** begin Extracted data **

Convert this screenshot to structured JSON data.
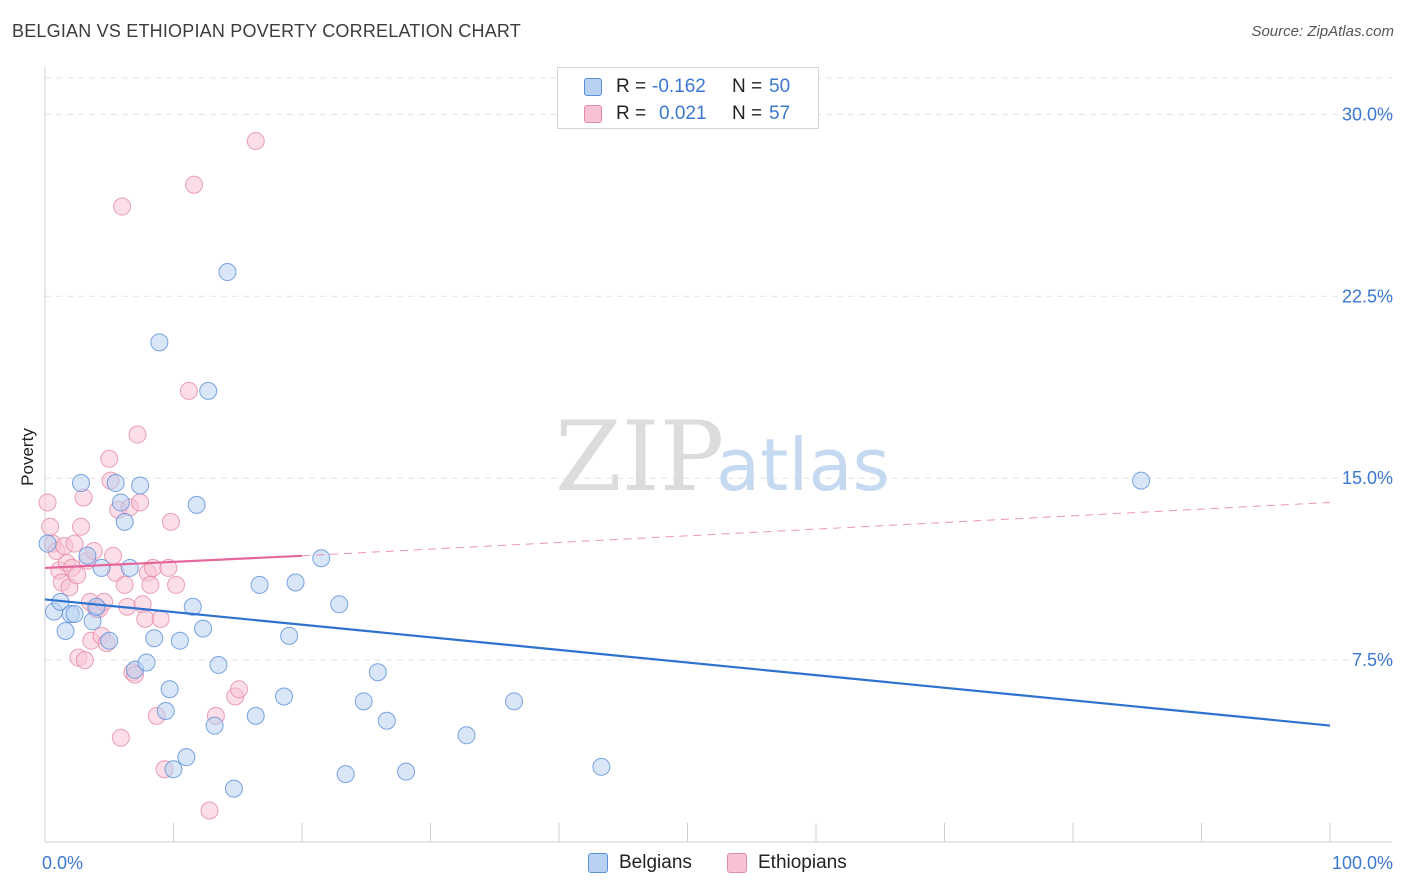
{
  "title": "BELGIAN VS ETHIOPIAN POVERTY CORRELATION CHART",
  "source": "Source: ZipAtlas.com",
  "watermark": {
    "zip": "ZIP",
    "atlas": "atlas"
  },
  "legend": {
    "r_label": "R =",
    "n_label": "N =",
    "belgians": {
      "r": "-0.162",
      "n": "50"
    },
    "ethiopians": {
      "r": "0.021",
      "n": "57"
    }
  },
  "bottom_legend": {
    "belgians": "Belgians",
    "ethiopians": "Ethiopians"
  },
  "colors": {
    "belgian_fill": "#b8d1f2",
    "belgian_stroke": "#5b8fd8",
    "belgian_line": "#2f72d0",
    "ethiopian_fill": "#f7c3d3",
    "ethiopian_stroke": "#e58aa8",
    "ethiopian_line": "#e4669a",
    "axis_text": "#3b78d0"
  },
  "chart_data": {
    "type": "scatter",
    "title": "BELGIAN VS ETHIOPIAN POVERTY CORRELATION CHART",
    "xlabel": "",
    "ylabel": "Poverty",
    "xlim": [
      0,
      100
    ],
    "ylim": [
      0,
      31.5
    ],
    "x_tick_labels": [
      "0.0%",
      "100.0%"
    ],
    "y_ticks": [
      7.5,
      15.0,
      22.5,
      30.0
    ],
    "y_tick_labels": [
      "7.5%",
      "15.0%",
      "22.5%",
      "30.0%"
    ],
    "series": [
      {
        "name": "Belgians",
        "points": [
          [
            0.2,
            12.3
          ],
          [
            0.7,
            9.5
          ],
          [
            1.2,
            9.9
          ],
          [
            1.6,
            8.7
          ],
          [
            2.0,
            9.4
          ],
          [
            2.3,
            9.4
          ],
          [
            2.8,
            14.8
          ],
          [
            3.3,
            11.8
          ],
          [
            3.7,
            9.1
          ],
          [
            4.0,
            9.7
          ],
          [
            4.4,
            11.3
          ],
          [
            5.0,
            8.3
          ],
          [
            5.5,
            14.8
          ],
          [
            5.9,
            14.0
          ],
          [
            6.2,
            13.2
          ],
          [
            6.6,
            11.3
          ],
          [
            7.0,
            7.1
          ],
          [
            7.4,
            14.7
          ],
          [
            7.9,
            7.4
          ],
          [
            8.5,
            8.4
          ],
          [
            8.9,
            20.6
          ],
          [
            9.4,
            5.4
          ],
          [
            9.7,
            6.3
          ],
          [
            10.0,
            3.0
          ],
          [
            10.5,
            8.3
          ],
          [
            11.0,
            3.5
          ],
          [
            11.5,
            9.7
          ],
          [
            11.8,
            13.9
          ],
          [
            12.3,
            8.8
          ],
          [
            12.7,
            18.6
          ],
          [
            13.2,
            4.8
          ],
          [
            13.5,
            7.3
          ],
          [
            14.2,
            23.5
          ],
          [
            14.7,
            2.2
          ],
          [
            16.4,
            5.2
          ],
          [
            16.7,
            10.6
          ],
          [
            18.6,
            6.0
          ],
          [
            19.0,
            8.5
          ],
          [
            19.5,
            10.7
          ],
          [
            21.5,
            11.7
          ],
          [
            22.9,
            9.8
          ],
          [
            23.4,
            2.8
          ],
          [
            24.8,
            5.8
          ],
          [
            25.9,
            7.0
          ],
          [
            26.6,
            5.0
          ],
          [
            28.1,
            2.9
          ],
          [
            32.8,
            4.4
          ],
          [
            36.5,
            5.8
          ],
          [
            43.3,
            3.1
          ],
          [
            85.3,
            14.9
          ]
        ]
      },
      {
        "name": "Ethiopians",
        "points": [
          [
            0.2,
            14.0
          ],
          [
            0.4,
            13.0
          ],
          [
            0.6,
            12.3
          ],
          [
            0.9,
            12.0
          ],
          [
            1.1,
            11.2
          ],
          [
            1.3,
            10.7
          ],
          [
            1.5,
            12.2
          ],
          [
            1.7,
            11.5
          ],
          [
            1.9,
            10.5
          ],
          [
            2.1,
            11.3
          ],
          [
            2.3,
            12.3
          ],
          [
            2.5,
            11.0
          ],
          [
            2.6,
            7.6
          ],
          [
            2.8,
            13.0
          ],
          [
            3.0,
            14.2
          ],
          [
            3.1,
            7.5
          ],
          [
            3.3,
            11.6
          ],
          [
            3.5,
            9.9
          ],
          [
            3.6,
            8.3
          ],
          [
            3.8,
            12.0
          ],
          [
            4.0,
            9.6
          ],
          [
            4.2,
            9.6
          ],
          [
            4.4,
            8.5
          ],
          [
            4.6,
            9.9
          ],
          [
            4.8,
            8.2
          ],
          [
            5.0,
            15.8
          ],
          [
            5.1,
            14.9
          ],
          [
            5.3,
            11.8
          ],
          [
            5.5,
            11.1
          ],
          [
            5.7,
            13.7
          ],
          [
            5.9,
            4.3
          ],
          [
            6.0,
            26.2
          ],
          [
            6.2,
            10.6
          ],
          [
            6.4,
            9.7
          ],
          [
            6.6,
            13.8
          ],
          [
            6.8,
            7.0
          ],
          [
            7.0,
            6.9
          ],
          [
            7.2,
            16.8
          ],
          [
            7.4,
            14.0
          ],
          [
            7.6,
            9.8
          ],
          [
            7.8,
            9.2
          ],
          [
            8.0,
            11.1
          ],
          [
            8.2,
            10.6
          ],
          [
            8.4,
            11.3
          ],
          [
            8.7,
            5.2
          ],
          [
            9.0,
            9.2
          ],
          [
            9.3,
            3.0
          ],
          [
            9.6,
            11.3
          ],
          [
            9.8,
            13.2
          ],
          [
            10.2,
            10.6
          ],
          [
            11.2,
            18.6
          ],
          [
            11.6,
            27.1
          ],
          [
            12.8,
            1.3
          ],
          [
            13.3,
            5.2
          ],
          [
            14.8,
            6.0
          ],
          [
            15.1,
            6.3
          ],
          [
            16.4,
            28.9
          ]
        ]
      }
    ],
    "trendlines": [
      {
        "name": "Belgians",
        "x": [
          0,
          100
        ],
        "y": [
          10.0,
          4.8
        ]
      },
      {
        "name": "Ethiopians",
        "x": [
          0,
          20
        ],
        "y": [
          11.3,
          11.8
        ],
        "dashed_extension_x": [
          20,
          100
        ],
        "dashed_extension_y": [
          11.8,
          14.0
        ]
      }
    ]
  }
}
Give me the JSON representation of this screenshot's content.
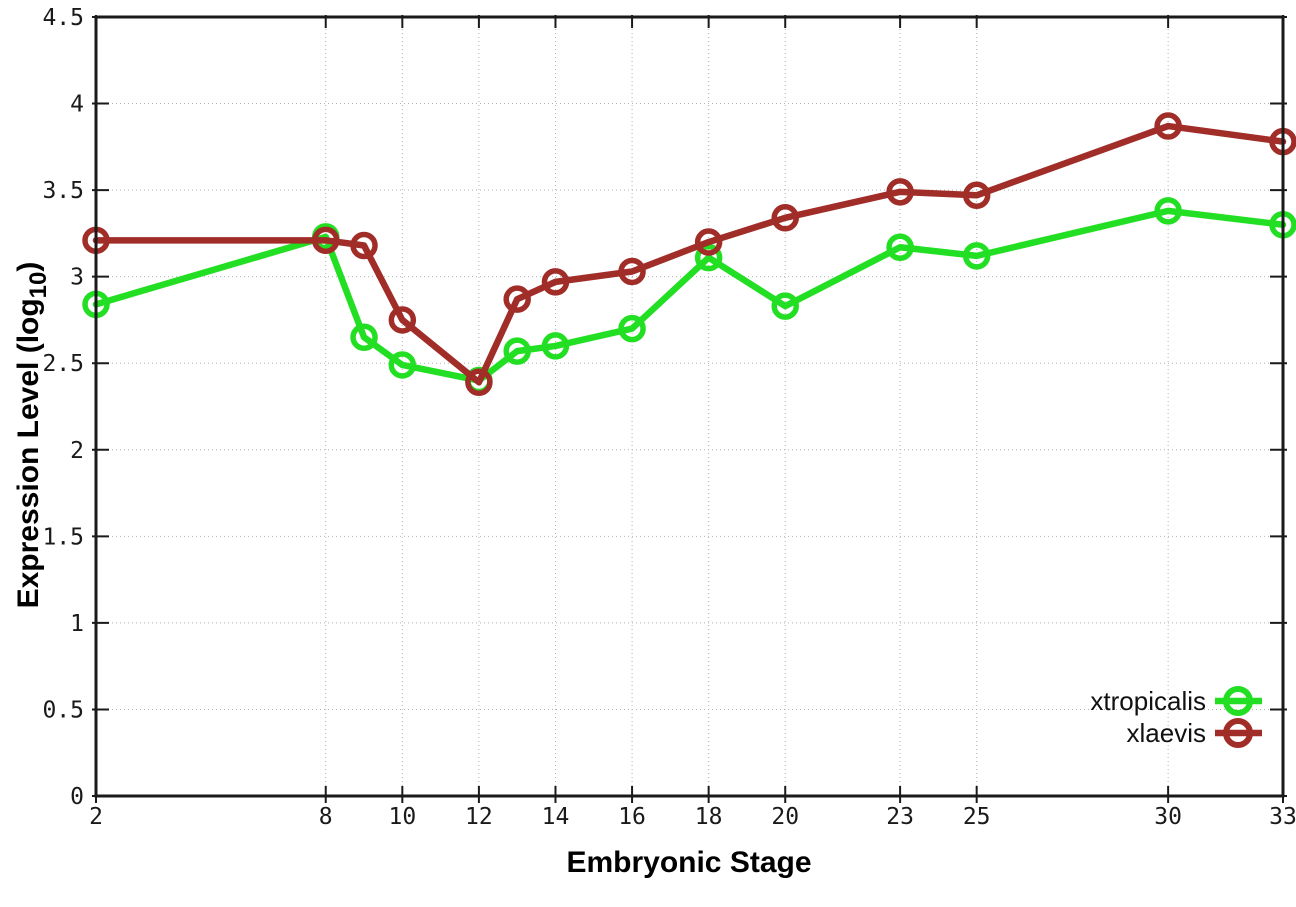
{
  "chart_data": {
    "type": "line",
    "title": "",
    "xlabel": "Embryonic Stage",
    "ylabel": "Expression Level (log10)",
    "ylabel_parts": {
      "prefix": "Expression Level (log",
      "sub": "10",
      "suffix": ")"
    },
    "x": [
      2,
      8,
      9,
      10,
      12,
      13,
      14,
      16,
      18,
      20,
      23,
      25,
      30,
      33
    ],
    "series": [
      {
        "name": "xtropicalis",
        "color": "#23df23",
        "marker": "open-circle",
        "values": [
          2.84,
          3.23,
          2.65,
          2.49,
          2.4,
          2.57,
          2.6,
          2.7,
          3.11,
          2.83,
          3.17,
          3.12,
          3.38,
          3.3
        ]
      },
      {
        "name": "xlaevis",
        "color": "#a12d28",
        "marker": "open-circle",
        "values": [
          3.21,
          3.21,
          3.18,
          2.75,
          2.39,
          2.87,
          2.97,
          3.03,
          3.2,
          3.34,
          3.49,
          3.47,
          3.87,
          3.78
        ]
      }
    ],
    "xlim": [
      2,
      33
    ],
    "ylim": [
      0,
      4.5
    ],
    "xticks": {
      "values": [
        2,
        8,
        10,
        12,
        14,
        16,
        18,
        20,
        23,
        25,
        30,
        33
      ],
      "labels": [
        "2",
        "8",
        "10",
        "12",
        "14",
        "16",
        "18",
        "20",
        "23",
        "25",
        "30",
        "33"
      ]
    },
    "yticks": {
      "values": [
        0,
        0.5,
        1,
        1.5,
        2,
        2.5,
        3,
        3.5,
        4,
        4.5
      ],
      "labels": [
        "0",
        "0.5",
        "1",
        "1.5",
        "2",
        "2.5",
        "3",
        "3.5",
        "4",
        "4.5"
      ]
    },
    "grid": true,
    "legend_position": "inside-bottom-right",
    "legend": [
      "xtropicalis",
      "xlaevis"
    ]
  },
  "style": {
    "background": "#ffffff",
    "axis_color": "#1a1a1a",
    "grid_color": "#b4b4b4",
    "tick_label_color": "#1a1a1a"
  }
}
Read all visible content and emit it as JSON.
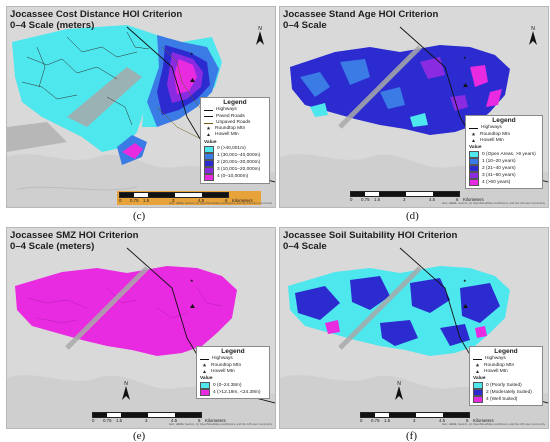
{
  "panels": {
    "c": {
      "title1": "Jocassee Cost Distance HOI Criterion",
      "title2": "0–4 Scale (meters)",
      "caption": "(c)",
      "legend": {
        "title": "Legend",
        "layers": [
          "Highways",
          "Paved Roads",
          "Unpaved Roads",
          "Roundtop Mtn",
          "Howell Mtn"
        ],
        "value_label": "Value",
        "classes": [
          {
            "label": "0 (>40,001m)",
            "color": "#4ee7ee"
          },
          {
            "label": "1 (30,001–40,000m)",
            "color": "#3a7be6"
          },
          {
            "label": "2 (20,001–30,000m)",
            "color": "#2b2bd0"
          },
          {
            "label": "3 (10,001–20,000m)",
            "color": "#8a2be2"
          },
          {
            "label": "4 (0–10,000m)",
            "color": "#e82be0"
          }
        ]
      },
      "scale": {
        "ticks": [
          "0",
          "0.75",
          "1.5",
          "3",
          "4.5",
          "6"
        ],
        "unit": "Kilometers"
      },
      "north": "N",
      "credit": "Esri, HERE, Garmin, (c) OpenStreetMap contributors, and the GIS user community"
    },
    "d": {
      "title1": "Jocassee Stand Age HOI Criterion",
      "title2": "0–4 Scale",
      "caption": "(d)",
      "legend": {
        "title": "Legend",
        "layers": [
          "Highways",
          "Roundtop Mtn",
          "Howell Mtn"
        ],
        "value_label": "Value",
        "classes": [
          {
            "label": "0 (Open Areas, >9 years)",
            "color": "#4ee7ee"
          },
          {
            "label": "1 (10–20 years)",
            "color": "#3a7be6"
          },
          {
            "label": "2 (21–40 years)",
            "color": "#2b2bd0"
          },
          {
            "label": "3 (41–60 years)",
            "color": "#8a2be2"
          },
          {
            "label": "4 (>60 years)",
            "color": "#e82be0"
          }
        ]
      },
      "scale": {
        "ticks": [
          "0",
          "0.75",
          "1.5",
          "3",
          "4.5",
          "6"
        ],
        "unit": "Kilometers"
      },
      "north": "N",
      "credit": "Esri, HERE, Garmin, (c) OpenStreetMap contributors, and the GIS user community"
    },
    "e": {
      "title1": "Jocassee SMZ HOI Criterion",
      "title2": "0–4 Scale (meters)",
      "caption": "(e)",
      "legend": {
        "title": "Legend",
        "layers": [
          "Highways",
          "Roundtop Mtn",
          "Howell Mtn"
        ],
        "value_label": "Value",
        "classes": [
          {
            "label": "0 (0–24.38m)",
            "color": "#4ee7ee"
          },
          {
            "label": "4 (>12.19m, <24.38m)",
            "color": "#e82be0"
          }
        ]
      },
      "scale": {
        "ticks": [
          "0",
          "0.75",
          "1.5",
          "3",
          "4.5",
          "6"
        ],
        "unit": "Kilometers"
      },
      "north": "N",
      "credit": "Esri, HERE, Garmin, (c) OpenStreetMap contributors, and the GIS user community"
    },
    "f": {
      "title1": "Jocassee Soil Suitability HOI Criterion",
      "title2": "0–4 Scale",
      "caption": "(f)",
      "legend": {
        "title": "Legend",
        "layers": [
          "Highways",
          "Roundtop Mtn",
          "Howell Mtn"
        ],
        "value_label": "Value",
        "classes": [
          {
            "label": "0 (Poorly Suited)",
            "color": "#4ee7ee"
          },
          {
            "label": "2 (Moderately Suited)",
            "color": "#2b2bd0"
          },
          {
            "label": "4 (Well Suited)",
            "color": "#e82be0"
          }
        ]
      },
      "scale": {
        "ticks": [
          "0",
          "0.75",
          "1.5",
          "3",
          "4.5",
          "6"
        ],
        "unit": "Kilometers"
      },
      "north": "N",
      "credit": "Esri, HERE, Garmin, (c) OpenStreetMap contributors, and the GIS user community"
    }
  },
  "colors": {
    "basemap": "#d9d9d9",
    "water": "#a8a8a8",
    "class0": "#4ee7ee",
    "class1": "#3a7be6",
    "class2": "#2b2bd0",
    "class3": "#8a2be2",
    "class4": "#e82be0",
    "scale_orange": "#e8a23a"
  }
}
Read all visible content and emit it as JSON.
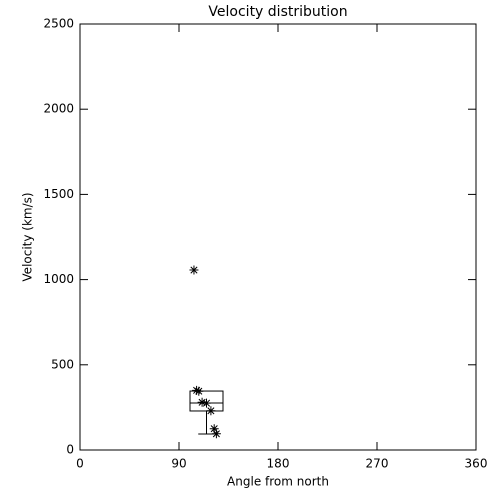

** end Extracted data **

# What is being asked:
Check each line of the entries above, and show every one holding the word "Suited".

# Written solution:
            "label": "0 (Poorly Suited)",
            "label": "2 (Moderately Suited)",
            "label": "4 (Well Suited)",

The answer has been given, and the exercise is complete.